Dataset items
------------

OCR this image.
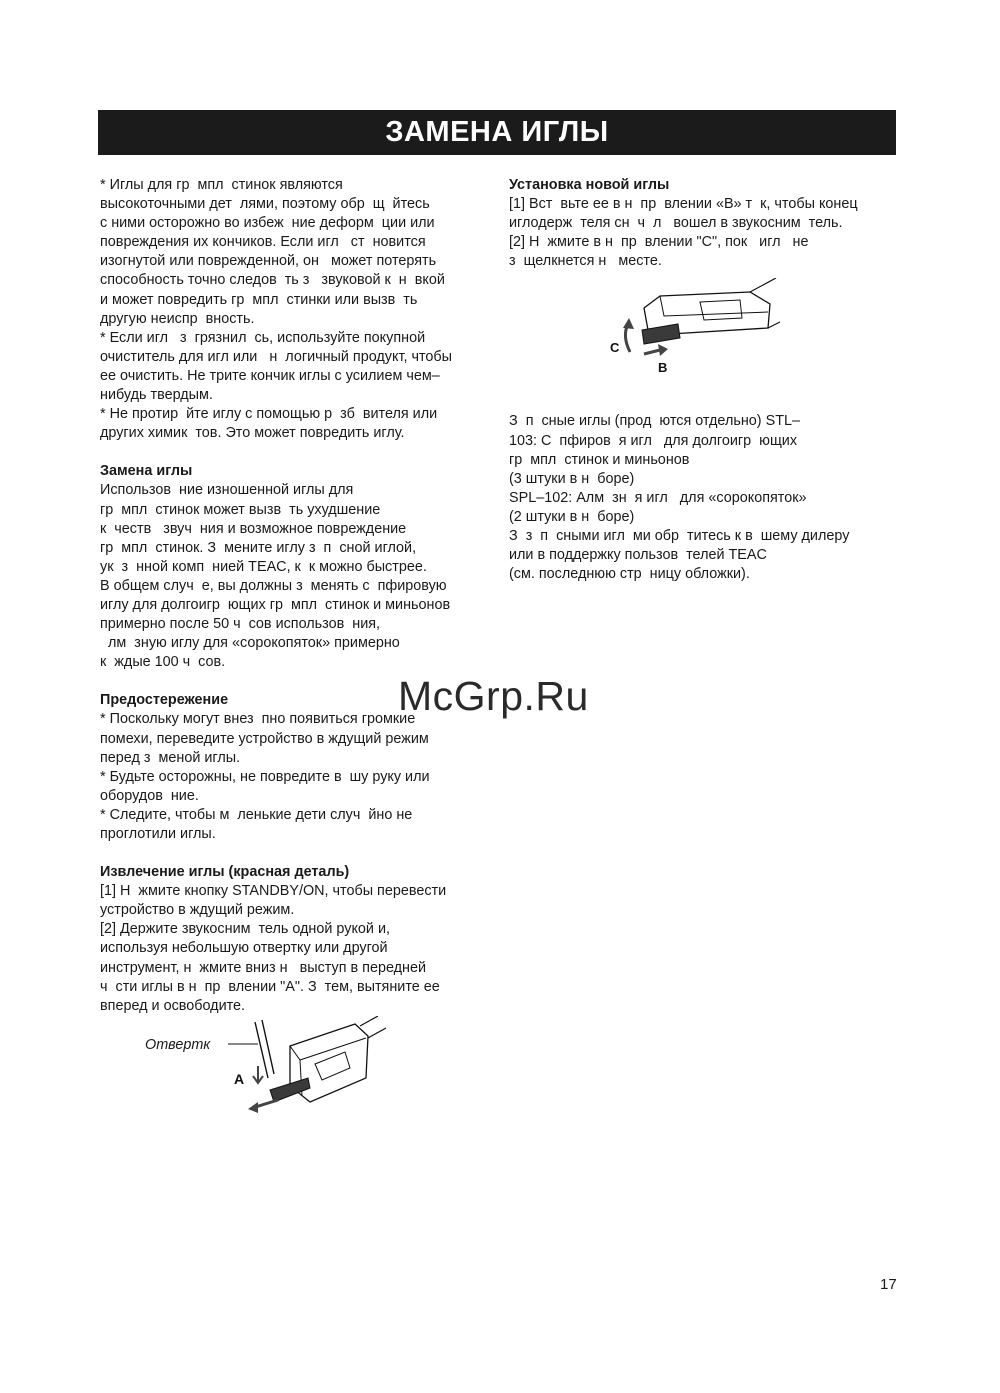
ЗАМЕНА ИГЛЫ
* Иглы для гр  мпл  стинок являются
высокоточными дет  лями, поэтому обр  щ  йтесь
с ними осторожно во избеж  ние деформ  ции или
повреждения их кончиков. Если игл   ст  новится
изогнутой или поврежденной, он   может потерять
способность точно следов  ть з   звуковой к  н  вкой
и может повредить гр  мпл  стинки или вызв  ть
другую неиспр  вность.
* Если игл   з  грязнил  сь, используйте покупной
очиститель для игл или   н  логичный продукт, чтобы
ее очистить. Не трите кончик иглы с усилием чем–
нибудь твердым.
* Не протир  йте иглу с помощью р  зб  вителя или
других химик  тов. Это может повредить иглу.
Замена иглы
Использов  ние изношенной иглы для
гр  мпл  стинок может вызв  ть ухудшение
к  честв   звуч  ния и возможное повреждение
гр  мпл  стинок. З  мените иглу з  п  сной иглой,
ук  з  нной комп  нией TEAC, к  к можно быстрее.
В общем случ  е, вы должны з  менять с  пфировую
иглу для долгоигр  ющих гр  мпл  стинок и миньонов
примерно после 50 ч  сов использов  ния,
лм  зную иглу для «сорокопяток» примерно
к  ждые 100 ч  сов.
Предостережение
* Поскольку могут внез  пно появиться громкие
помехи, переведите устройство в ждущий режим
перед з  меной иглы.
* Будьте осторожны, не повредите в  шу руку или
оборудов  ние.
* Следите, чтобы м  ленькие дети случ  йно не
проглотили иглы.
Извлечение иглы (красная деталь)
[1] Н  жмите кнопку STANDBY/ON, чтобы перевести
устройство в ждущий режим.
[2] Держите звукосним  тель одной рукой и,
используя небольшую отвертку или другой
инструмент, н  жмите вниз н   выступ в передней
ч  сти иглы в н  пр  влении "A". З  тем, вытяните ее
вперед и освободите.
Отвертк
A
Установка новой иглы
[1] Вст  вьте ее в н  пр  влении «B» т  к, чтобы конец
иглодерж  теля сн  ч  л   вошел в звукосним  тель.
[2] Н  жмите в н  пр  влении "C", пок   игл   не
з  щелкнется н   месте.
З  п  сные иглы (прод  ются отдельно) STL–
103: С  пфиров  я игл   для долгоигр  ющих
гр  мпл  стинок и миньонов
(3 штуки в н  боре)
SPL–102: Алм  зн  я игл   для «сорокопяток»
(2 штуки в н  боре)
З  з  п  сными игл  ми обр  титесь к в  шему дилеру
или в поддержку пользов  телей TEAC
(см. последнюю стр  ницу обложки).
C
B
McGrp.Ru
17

------------

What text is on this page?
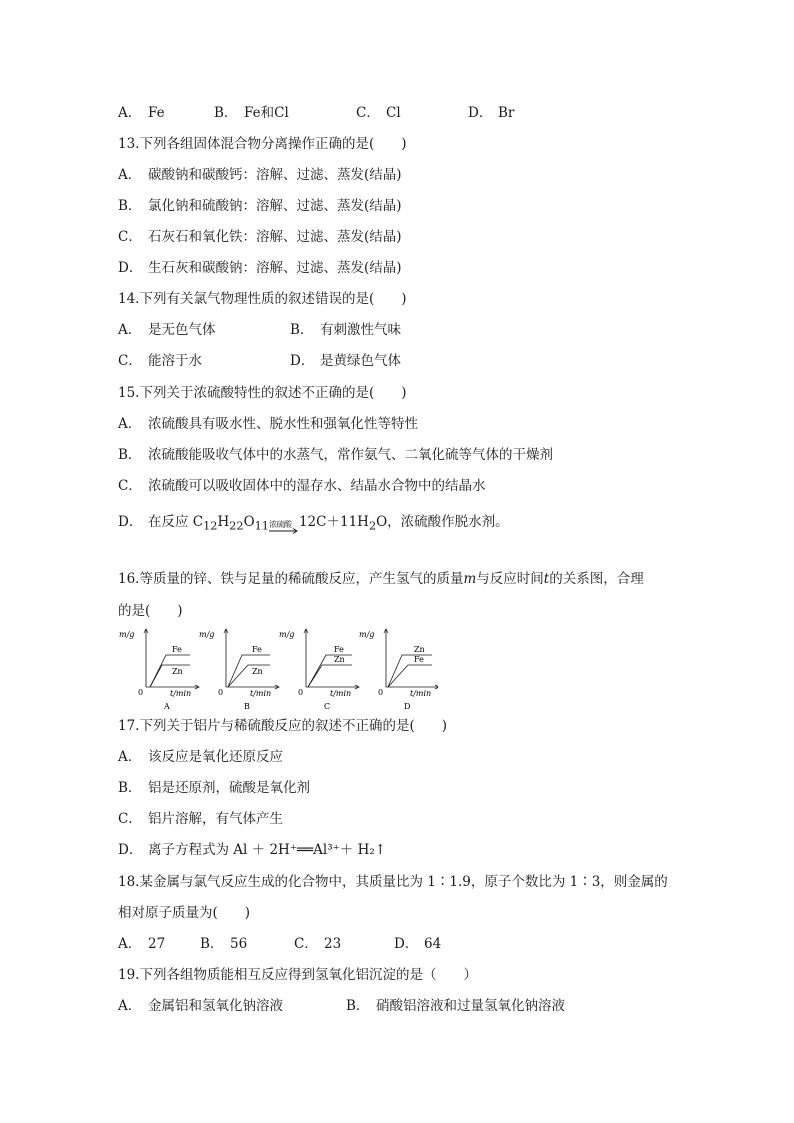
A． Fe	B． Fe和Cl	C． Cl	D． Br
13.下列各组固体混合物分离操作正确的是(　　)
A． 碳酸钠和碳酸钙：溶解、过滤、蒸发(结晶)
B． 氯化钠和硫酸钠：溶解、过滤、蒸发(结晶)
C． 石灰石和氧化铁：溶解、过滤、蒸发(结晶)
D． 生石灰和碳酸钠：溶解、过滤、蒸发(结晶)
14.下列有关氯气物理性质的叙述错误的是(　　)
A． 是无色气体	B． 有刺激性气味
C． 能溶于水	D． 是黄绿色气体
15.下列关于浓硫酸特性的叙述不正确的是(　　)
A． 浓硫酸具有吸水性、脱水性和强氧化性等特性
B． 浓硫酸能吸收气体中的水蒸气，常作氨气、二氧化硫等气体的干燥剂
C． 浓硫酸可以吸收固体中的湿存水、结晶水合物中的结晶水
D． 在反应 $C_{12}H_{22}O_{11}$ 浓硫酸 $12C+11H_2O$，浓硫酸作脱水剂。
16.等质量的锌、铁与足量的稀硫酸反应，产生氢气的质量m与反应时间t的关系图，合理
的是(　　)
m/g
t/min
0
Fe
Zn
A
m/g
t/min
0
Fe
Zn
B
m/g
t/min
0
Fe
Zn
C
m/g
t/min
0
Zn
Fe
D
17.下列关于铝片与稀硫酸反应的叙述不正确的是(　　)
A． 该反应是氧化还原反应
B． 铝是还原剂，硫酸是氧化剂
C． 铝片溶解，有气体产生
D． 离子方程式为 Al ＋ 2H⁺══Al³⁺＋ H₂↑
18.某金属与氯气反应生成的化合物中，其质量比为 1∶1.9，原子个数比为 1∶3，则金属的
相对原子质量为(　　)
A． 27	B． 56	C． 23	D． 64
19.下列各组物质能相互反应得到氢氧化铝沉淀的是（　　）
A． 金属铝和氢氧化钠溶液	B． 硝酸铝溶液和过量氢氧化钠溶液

------------

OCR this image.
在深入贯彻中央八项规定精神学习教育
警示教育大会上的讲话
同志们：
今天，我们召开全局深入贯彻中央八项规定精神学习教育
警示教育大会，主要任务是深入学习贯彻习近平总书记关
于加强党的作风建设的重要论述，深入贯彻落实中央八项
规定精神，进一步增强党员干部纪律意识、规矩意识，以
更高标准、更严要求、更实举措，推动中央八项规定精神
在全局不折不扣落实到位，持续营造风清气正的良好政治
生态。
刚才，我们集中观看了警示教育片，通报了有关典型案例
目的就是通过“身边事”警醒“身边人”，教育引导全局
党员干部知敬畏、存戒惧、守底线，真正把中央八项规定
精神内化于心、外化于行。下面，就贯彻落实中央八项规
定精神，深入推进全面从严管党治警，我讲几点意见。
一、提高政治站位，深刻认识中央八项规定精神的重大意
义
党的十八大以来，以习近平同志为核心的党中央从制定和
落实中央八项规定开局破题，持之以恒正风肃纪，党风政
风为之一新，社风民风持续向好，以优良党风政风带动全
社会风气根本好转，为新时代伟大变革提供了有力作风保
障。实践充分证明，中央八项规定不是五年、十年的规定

------------

- [Set exercise] Tally the lines of the preceding listing in which the word "жмите" appears; state nothing but the total.

- [Complete answer] 3